## Material for the task

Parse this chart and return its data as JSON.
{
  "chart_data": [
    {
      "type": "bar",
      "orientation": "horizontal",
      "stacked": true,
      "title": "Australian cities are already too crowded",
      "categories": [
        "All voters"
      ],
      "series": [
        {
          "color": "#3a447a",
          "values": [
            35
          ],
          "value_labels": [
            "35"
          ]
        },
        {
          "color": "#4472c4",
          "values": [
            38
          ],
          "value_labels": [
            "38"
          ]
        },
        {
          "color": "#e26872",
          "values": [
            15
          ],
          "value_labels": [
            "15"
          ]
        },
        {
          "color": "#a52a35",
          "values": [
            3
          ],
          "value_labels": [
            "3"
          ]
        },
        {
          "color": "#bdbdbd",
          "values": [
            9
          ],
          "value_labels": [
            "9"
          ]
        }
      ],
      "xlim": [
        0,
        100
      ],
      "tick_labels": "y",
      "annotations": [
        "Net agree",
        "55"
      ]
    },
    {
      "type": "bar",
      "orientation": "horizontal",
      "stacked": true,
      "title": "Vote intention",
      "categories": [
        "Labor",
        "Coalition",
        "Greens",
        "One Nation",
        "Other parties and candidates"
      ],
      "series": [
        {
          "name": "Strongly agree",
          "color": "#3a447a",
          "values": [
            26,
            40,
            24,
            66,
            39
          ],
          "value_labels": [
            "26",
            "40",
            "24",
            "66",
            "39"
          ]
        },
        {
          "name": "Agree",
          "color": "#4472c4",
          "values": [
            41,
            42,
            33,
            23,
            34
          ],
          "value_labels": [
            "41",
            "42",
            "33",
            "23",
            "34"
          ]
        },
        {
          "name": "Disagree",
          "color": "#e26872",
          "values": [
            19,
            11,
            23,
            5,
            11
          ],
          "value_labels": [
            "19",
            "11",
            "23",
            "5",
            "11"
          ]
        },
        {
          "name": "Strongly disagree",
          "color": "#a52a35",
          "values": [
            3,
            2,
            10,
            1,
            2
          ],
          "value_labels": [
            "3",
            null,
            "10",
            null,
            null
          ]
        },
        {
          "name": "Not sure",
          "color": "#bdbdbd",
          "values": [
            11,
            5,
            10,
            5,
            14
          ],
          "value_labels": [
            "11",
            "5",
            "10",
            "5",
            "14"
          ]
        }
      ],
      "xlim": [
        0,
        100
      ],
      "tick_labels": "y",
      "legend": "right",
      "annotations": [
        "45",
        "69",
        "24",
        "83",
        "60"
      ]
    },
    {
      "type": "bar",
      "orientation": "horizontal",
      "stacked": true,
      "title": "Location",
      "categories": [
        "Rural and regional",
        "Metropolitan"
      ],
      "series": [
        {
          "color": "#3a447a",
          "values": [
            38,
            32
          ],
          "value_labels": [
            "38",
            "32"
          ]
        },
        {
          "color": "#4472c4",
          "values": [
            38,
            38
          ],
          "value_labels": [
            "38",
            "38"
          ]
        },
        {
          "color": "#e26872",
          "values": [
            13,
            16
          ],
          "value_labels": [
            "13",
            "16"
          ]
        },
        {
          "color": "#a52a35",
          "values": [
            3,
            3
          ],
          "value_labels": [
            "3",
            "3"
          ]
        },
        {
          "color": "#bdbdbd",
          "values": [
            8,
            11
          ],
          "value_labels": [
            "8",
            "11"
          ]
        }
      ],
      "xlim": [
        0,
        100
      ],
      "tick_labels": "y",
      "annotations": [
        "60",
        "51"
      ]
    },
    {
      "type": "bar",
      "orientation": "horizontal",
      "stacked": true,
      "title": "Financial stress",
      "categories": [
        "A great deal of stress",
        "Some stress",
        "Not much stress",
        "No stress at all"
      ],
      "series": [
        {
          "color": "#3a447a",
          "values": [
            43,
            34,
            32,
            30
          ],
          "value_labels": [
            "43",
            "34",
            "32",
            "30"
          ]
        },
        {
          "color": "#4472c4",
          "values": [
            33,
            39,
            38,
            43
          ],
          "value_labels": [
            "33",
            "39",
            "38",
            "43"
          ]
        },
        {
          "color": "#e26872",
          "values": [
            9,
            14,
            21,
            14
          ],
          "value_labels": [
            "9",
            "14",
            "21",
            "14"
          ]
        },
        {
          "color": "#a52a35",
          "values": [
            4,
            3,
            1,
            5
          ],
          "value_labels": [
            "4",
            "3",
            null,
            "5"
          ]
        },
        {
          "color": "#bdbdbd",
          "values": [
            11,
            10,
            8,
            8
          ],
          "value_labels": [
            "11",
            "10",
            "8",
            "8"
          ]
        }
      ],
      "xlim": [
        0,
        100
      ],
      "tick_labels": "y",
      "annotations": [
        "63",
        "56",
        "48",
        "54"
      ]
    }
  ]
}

## What is being asked
Exactly as written above, please repeat the entries.

## Answer
Parse this chart and return its data as JSON.
{
  "chart_data": [
    {
      "type": "bar",
      "orientation": "horizontal",
      "stacked": true,
      "title": "Australian cities are already too crowded",
      "categories": [
        "All voters"
      ],
      "series": [
        {
          "color": "#3a447a",
          "values": [
            35
          ],
          "value_labels": [
            "35"
          ]
        },
        {
          "color": "#4472c4",
          "values": [
            38
          ],
          "value_labels": [
            "38"
          ]
        },
        {
          "color": "#e26872",
          "values": [
            15
          ],
          "value_labels": [
            "15"
          ]
        },
        {
          "color": "#a52a35",
          "values": [
            3
          ],
          "value_labels": [
            "3"
          ]
        },
        {
          "color": "#bdbdbd",
          "values": [
            9
          ],
          "value_labels": [
            "9"
          ]
        }
      ],
      "xlim": [
        0,
        100
      ],
      "tick_labels": "y",
      "annotations": [
        "Net agree",
        "55"
      ]
    },
    {
      "type": "bar",
      "orientation": "horizontal",
      "stacked": true,
      "title": "Vote intention",
      "categories": [
        "Labor",
        "Coalition",
        "Greens",
        "One Nation",
        "Other parties and candidates"
      ],
      "series": [
        {
          "name": "Strongly agree",
          "color": "#3a447a",
          "values": [
            26,
            40,
            24,
            66,
            39
          ],
          "value_labels": [
            "26",
            "40",
            "24",
            "66",
            "39"
          ]
        },
        {
          "name": "Agree",
          "color": "#4472c4",
          "values": [
            41,
            42,
            33,
            23,
            34
          ],
          "value_labels": [
            "41",
            "42",
            "33",
            "23",
            "34"
          ]
        },
        {
          "name": "Disagree",
          "color": "#e26872",
          "values": [
            19,
            11,
            23,
            5,
            11
          ],
          "value_labels": [
            "19",
            "11",
            "23",
            "5",
            "11"
          ]
        },
        {
          "name": "Strongly disagree",
          "color": "#a52a35",
          "values": [
            3,
            2,
            10,
            1,
            2
          ],
          "value_labels": [
            "3",
            null,
            "10",
            null,
            null
          ]
        },
        {
          "name": "Not sure",
          "color": "#bdbdbd",
          "values": [
            11,
            5,
            10,
            5,
            14
          ],
          "value_labels": [
            "11",
            "5",
            "10",
            "5",
            "14"
          ]
        }
      ],
      "xlim": [
        0,
        100
      ],
      "tick_labels": "y",
      "legend": "right",
      "annotations": [
        "45",
        "69",
        "24",
        "83",
        "60"
      ]
    },
    {
      "type": "bar",
      "orientation": "horizontal",
      "stacked": true,
      "title": "Location",
      "categories": [
        "Rural and regional",
        "Metropolitan"
      ],
      "series": [
        {
          "color": "#3a447a",
          "values": [
            38,
            32
          ],
          "value_labels": [
            "38",
            "32"
          ]
        },
        {
          "color": "#4472c4",
          "values": [
            38,
            38
          ],
          "value_labels": [
            "38",
            "38"
          ]
        },
        {
          "color": "#e26872",
          "values": [
            13,
            16
          ],
          "value_labels": [
            "13",
            "16"
          ]
        },
        {
          "color": "#a52a35",
          "values": [
            3,
            3
          ],
          "value_labels": [
            "3",
            "3"
          ]
        },
        {
          "color": "#bdbdbd",
          "values": [
            8,
            11
          ],
          "value_labels": [
            "8",
            "11"
          ]
        }
      ],
      "xlim": [
        0,
        100
      ],
      "tick_labels": "y",
      "annotations": [
        "60",
        "51"
      ]
    },
    {
      "type": "bar",
      "orientation": "horizontal",
      "stacked": true,
      "title": "Financial stress",
      "categories": [
        "A great deal of stress",
        "Some stress",
        "Not much stress",
        "No stress at all"
      ],
      "series": [
        {
          "color": "#3a447a",
          "values": [
            43,
            34,
            32,
            30
          ],
          "value_labels": [
            "43",
            "34",
            "32",
            "30"
          ]
        },
        {
          "color": "#4472c4",
          "values": [
            33,
            39,
            38,
            43
          ],
          "value_labels": [
            "33",
            "39",
            "38",
            "43"
          ]
        },
        {
          "color": "#e26872",
          "values": [
            9,
            14,
            21,
            14
          ],
          "value_labels": [
            "9",
            "14",
            "21",
            "14"
          ]
        },
        {
          "color": "#a52a35",
          "values": [
            4,
            3,
            1,
            5
          ],
          "value_labels": [
            "4",
            "3",
            null,
            "5"
          ]
        },
        {
          "color": "#bdbdbd",
          "values": [
            11,
            10,
            8,
            8
          ],
          "value_labels": [
            "11",
            "10",
            "8",
            "8"
          ]
        }
      ],
      "xlim": [
        0,
        100
      ],
      "tick_labels": "y",
      "annotations": [
        "63",
        "56",
        "48",
        "54"
      ]
    }
  ]
}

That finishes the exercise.